> EXERCISE INSTRUCTIONS:
Copy every line of the entries that includes the word "this".

=-=-=

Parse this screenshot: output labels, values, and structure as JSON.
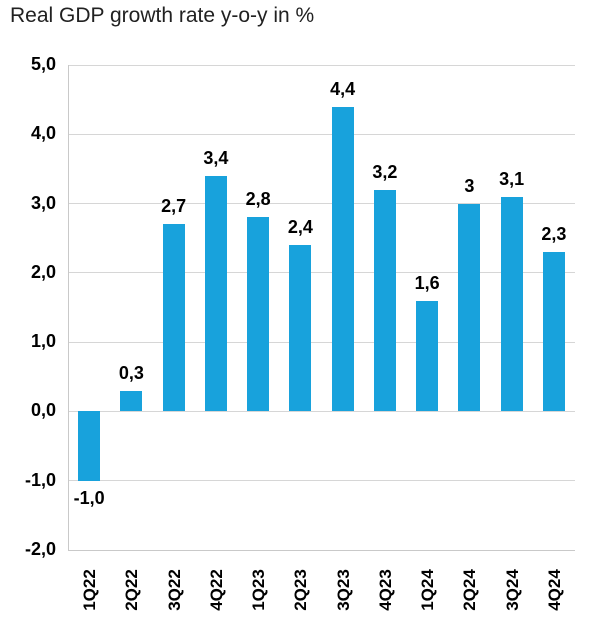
{
  "chart_data": {
    "type": "bar",
    "title": "Real GDP growth rate y-o-y in %",
    "categories": [
      "1Q22",
      "2Q22",
      "3Q22",
      "4Q22",
      "1Q23",
      "2Q23",
      "3Q23",
      "4Q23",
      "1Q24",
      "2Q24",
      "3Q24",
      "4Q24"
    ],
    "values": [
      -1.0,
      0.3,
      2.7,
      3.4,
      2.8,
      2.4,
      4.4,
      3.2,
      1.6,
      3.0,
      3.1,
      2.3
    ],
    "value_labels": [
      "-1,0",
      "0,3",
      "2,7",
      "3,4",
      "2,8",
      "2,4",
      "4,4",
      "3,2",
      "1,6",
      "3",
      "3,1",
      "2,3"
    ],
    "y_tick_labels": [
      "5,0",
      "4,0",
      "3,0",
      "2,0",
      "1,0",
      "0,0",
      "-1,0",
      "-2,0"
    ],
    "y_tick_values": [
      5,
      4,
      3,
      2,
      1,
      0,
      -1,
      -2
    ],
    "ylim": [
      -2,
      5
    ],
    "xlabel": "",
    "ylabel": "",
    "grid": true,
    "legend": "none",
    "decimal_separator": ",",
    "colors": {
      "bar": "#18a2dc",
      "gridline": "#d6d6d6",
      "axis_border": "#c9c9c9",
      "title_text": "#212121",
      "label_text": "#000000",
      "background": "#ffffff"
    }
  }
}
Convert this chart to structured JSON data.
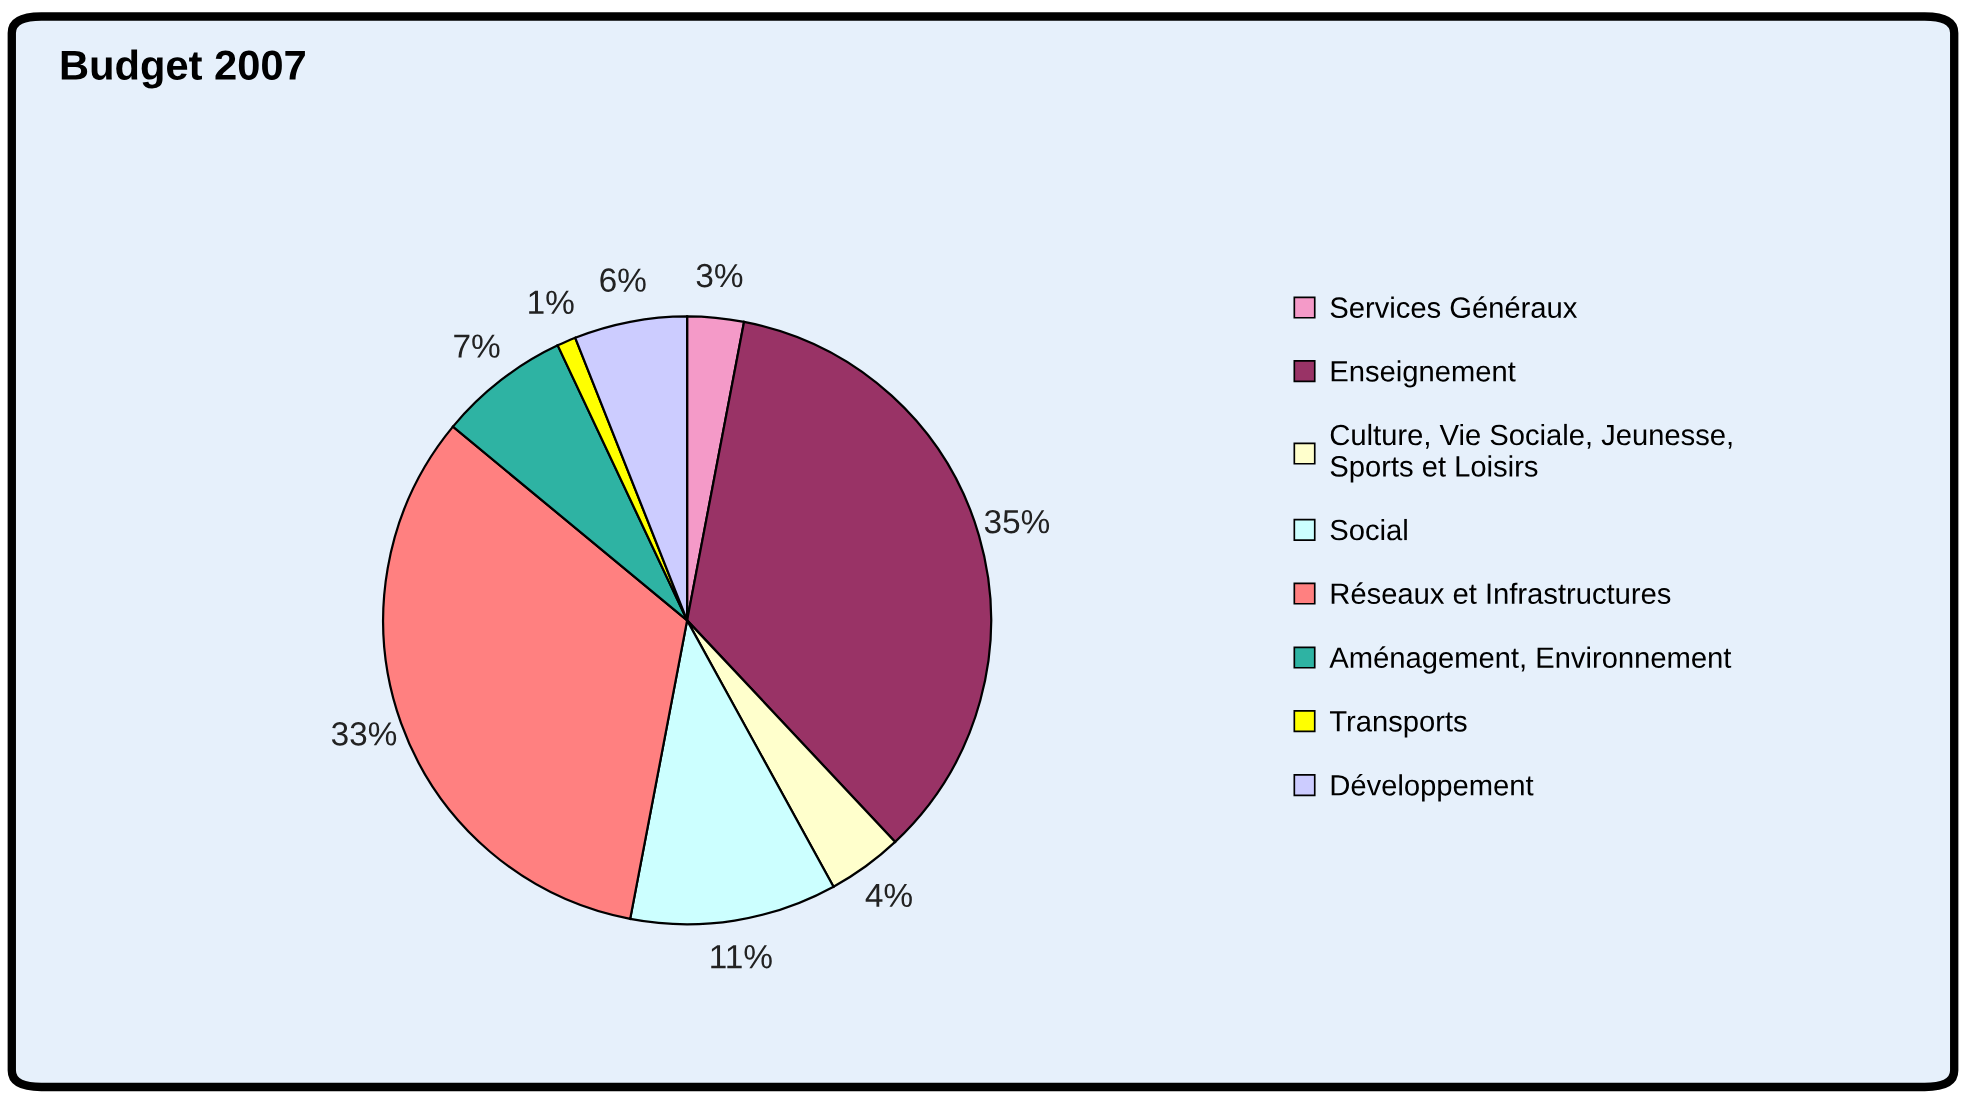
{
  "chart_data": {
    "type": "pie",
    "title": "Budget 2007",
    "categories": [
      "Services Généraux",
      "Enseignement",
      "Culture, Vie Sociale, Jeunesse,\nSports et Loisirs",
      "Social",
      "Réseaux et Infrastructures",
      "Aménagement, Environnement",
      "Transports",
      "Développement"
    ],
    "values": [
      3,
      35,
      4,
      11,
      33,
      7,
      1,
      6
    ],
    "value_labels": [
      "3%",
      "35%",
      "4%",
      "11%",
      "33%",
      "7%",
      "1%",
      "6%"
    ],
    "colors": [
      "#f49ac8",
      "#993366",
      "#ffffcc",
      "#ccffff",
      "#ff8080",
      "#2eb3a3",
      "#ffff00",
      "#ccccff"
    ],
    "legend": "right"
  }
}
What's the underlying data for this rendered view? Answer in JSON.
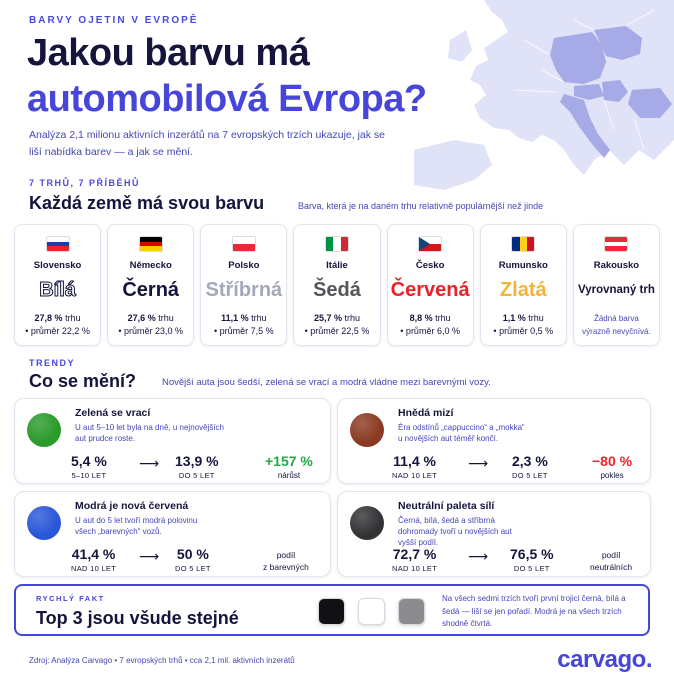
{
  "header": {
    "kicker": "BARVY OJETIN V EVROPĚ",
    "title_line1": "Jakou barvu má",
    "title_line2": "automobilová Evropa?",
    "intro": "Analýza 2,1 milionu aktivních inzerátů na 7 evropských trzích ukazuje, jak se liší nabídka barev — a jak se mění."
  },
  "countries_section": {
    "kicker": "7 TRHŮ, 7 PŘÍBĚHŮ",
    "title": "Každá země má svou barvu",
    "note": "Barva, která je na daném trhu relativně populárnější než jinde"
  },
  "countries": [
    {
      "name": "Slovensko",
      "color_name": "Bílá",
      "color_hex": "#ffffff",
      "pct": "27,8 %",
      "pct_suffix": " trhu",
      "avg": "• průměr 22,2 %",
      "flag": [
        "#ffffff",
        "#1a3fa8",
        "#e8252b"
      ]
    },
    {
      "name": "Německo",
      "color_name": "Černá",
      "color_hex": "#14143c",
      "pct": "27,6 %",
      "pct_suffix": " trhu",
      "avg": "• průměr 23,0 %",
      "flag": [
        "#000000",
        "#dd0000",
        "#ffcc00"
      ]
    },
    {
      "name": "Polsko",
      "color_name": "Stříbrná",
      "color_hex": "#a4a8b8",
      "pct": "11,1 %",
      "pct_suffix": " trhu",
      "avg": "• průměr 7,5 %",
      "flag": [
        "#ffffff",
        "#e32b3c"
      ]
    },
    {
      "name": "Itálie",
      "color_name": "Šedá",
      "color_hex": "#55555a",
      "pct": "25,7 %",
      "pct_suffix": " trhu",
      "avg": "• průměr 22,5 %",
      "flag": [
        "#009246",
        "#ffffff",
        "#ce2b37"
      ]
    },
    {
      "name": "Česko",
      "color_name": "Červená",
      "color_hex": "#e8232b",
      "pct": "8,8 %",
      "pct_suffix": " trhu",
      "avg": "• průměr 6,0 %",
      "flag": [
        "#ffffff",
        "#d7141a",
        "#11457e"
      ]
    },
    {
      "name": "Rumunsko",
      "color_name": "Zlatá",
      "color_hex": "#f2b33a",
      "pct": "1,1 %",
      "pct_suffix": " trhu",
      "avg": "• průměr 0,5 %",
      "flag": [
        "#002b7f",
        "#fcd116",
        "#ce1126"
      ]
    },
    {
      "name": "Rakousko",
      "color_name": "Vyrovnaný trh",
      "color_hex": "#14143c",
      "pct": "",
      "pct_suffix": "",
      "avg": "Žádná barva výrazně nevyčnívá.",
      "flag": [
        "#ed2939",
        "#ffffff",
        "#ed2939"
      ]
    }
  ],
  "trends_section": {
    "kicker": "TRENDY",
    "title": "Co se mění?",
    "note": "Novější auta jsou šedší, zelená se vrací a modrá vládne mezi barevnými vozy."
  },
  "trends": {
    "green": {
      "title": "Zelená se vrací",
      "desc": "U aut 5–10 let byla na dně, u nejnovějších aut prudce roste.",
      "from_value": "5,4 %",
      "from_label": "5–10 LET",
      "to_value": "13,9 %",
      "to_label": "DO 5 LET",
      "result_value": "+157 %",
      "result_label": "nárůst",
      "ball": "#2a9a2a",
      "result_color": "#22a845"
    },
    "brown": {
      "title": "Hnědá mizí",
      "desc": "Éra odstínů „cappuccino“ a „mokka“ u novějších aut téměř končí.",
      "from_value": "11,4 %",
      "from_label": "NAD 10 LET",
      "to_value": "2,3 %",
      "to_label": "DO 5 LET",
      "result_value": "−80 %",
      "result_label": "pokles",
      "ball": "#8a3a22",
      "result_color": "#e8232b"
    },
    "blue": {
      "title": "Modrá je nová červená",
      "desc": "U aut do 5 let tvoří modrá polovinu všech „barevných“ vozů.",
      "from_value": "41,4 %",
      "from_label": "NAD 10 LET",
      "to_value": "50 %",
      "to_label": "DO 5 LET",
      "result_value": "podíl",
      "result_label": "z barevných",
      "ball": "#2a56d8",
      "result_color": "#14143c"
    },
    "neutral": {
      "title": "Neutrální paleta sílí",
      "desc": "Černá, bílá, šedá a stříbrná dohromady tvoří u novějších aut vyšší podíl.",
      "from_value": "72,7 %",
      "from_label": "NAD 10 LET",
      "to_value": "76,5 %",
      "to_label": "DO 5 LET",
      "result_value": "podíl",
      "result_label": "neutrálních",
      "ball": "#333336",
      "result_color": "#14143c"
    }
  },
  "fact": {
    "kicker": "RYCHLÝ FAKT",
    "title": "Top 3 jsou všude stejné",
    "text": "Na všech sedmi trzích tvoří první trojici černá, bílá a šedá — liší se jen pořadí. Modrá je na všech trzích shodně čtvrtá.",
    "swatches": [
      "#111114",
      "#ffffff",
      "#8c8c8e"
    ]
  },
  "footer": {
    "source": "Zdroj: Analýza Carvago   •   7 evropských trhů   •   cca 2,1 mil. aktivních inzerátů",
    "logo": "carvago."
  },
  "colors": {
    "accent": "#4646d8",
    "navy": "#14143c",
    "map": "#c8cbef"
  }
}
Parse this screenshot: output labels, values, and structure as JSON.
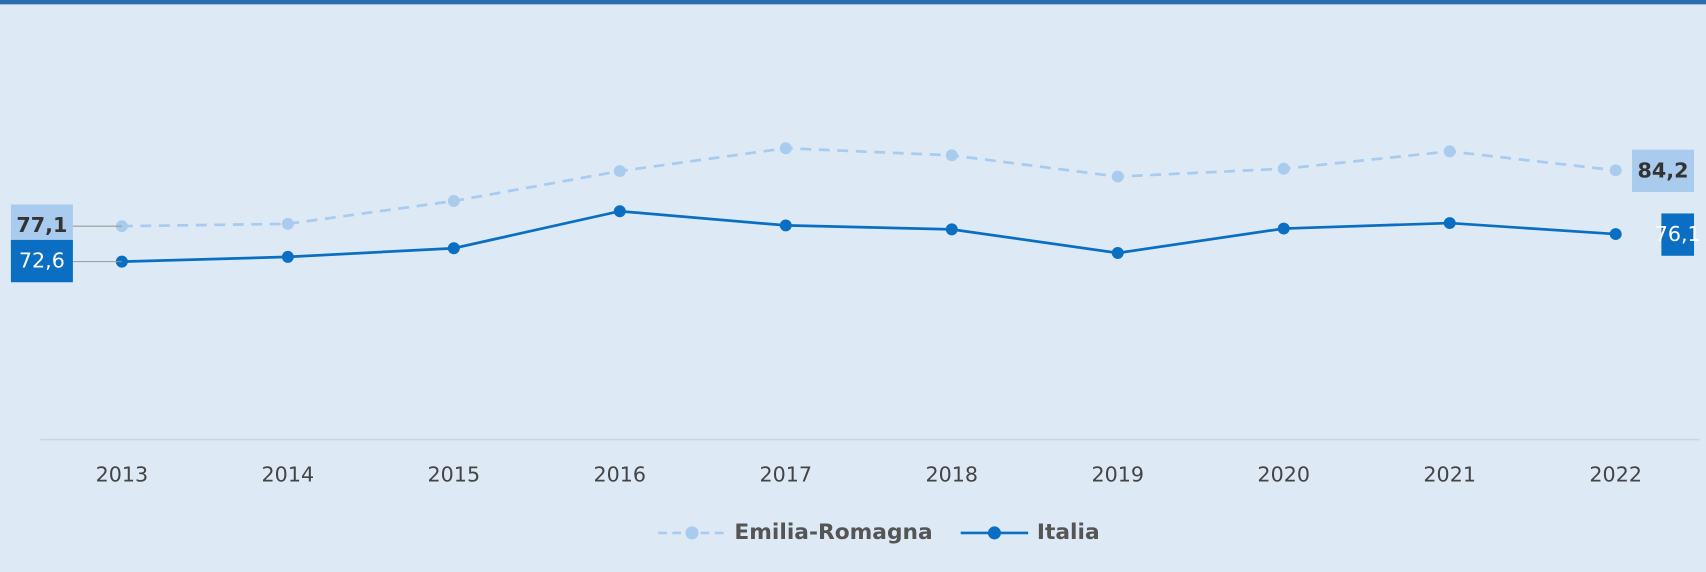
{
  "chart_data": {
    "type": "line",
    "categories": [
      "2013",
      "2014",
      "2015",
      "2016",
      "2017",
      "2018",
      "2019",
      "2020",
      "2021",
      "2022"
    ],
    "series": [
      {
        "name": "Emilia-Romagna",
        "color": "#a9cbed",
        "dashed": true,
        "values": [
          77.1,
          77.4,
          80.3,
          84.1,
          87.0,
          86.1,
          83.4,
          84.4,
          86.6,
          84.2
        ],
        "value_labels": [
          "77,1",
          null,
          null,
          null,
          null,
          null,
          null,
          null,
          null,
          "84,2"
        ]
      },
      {
        "name": "Italia",
        "color": "#0a6fc2",
        "dashed": false,
        "values": [
          72.6,
          73.2,
          74.3,
          79.0,
          77.2,
          76.7,
          73.7,
          76.8,
          77.5,
          76.1
        ],
        "value_labels": [
          "72,6",
          null,
          null,
          null,
          null,
          null,
          null,
          null,
          null,
          "76,1"
        ]
      }
    ],
    "ylim": [
      50,
      105
    ]
  }
}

=-=-=

> WORKED ANSWER:
Parse this screenshot: output labels, values, and structure as JSON.
Convert this chart to structured JSON data.
What's the underlying data for this rendered view? Answer in JSON.
Parse this screenshot: output labels, values, and structure as JSON.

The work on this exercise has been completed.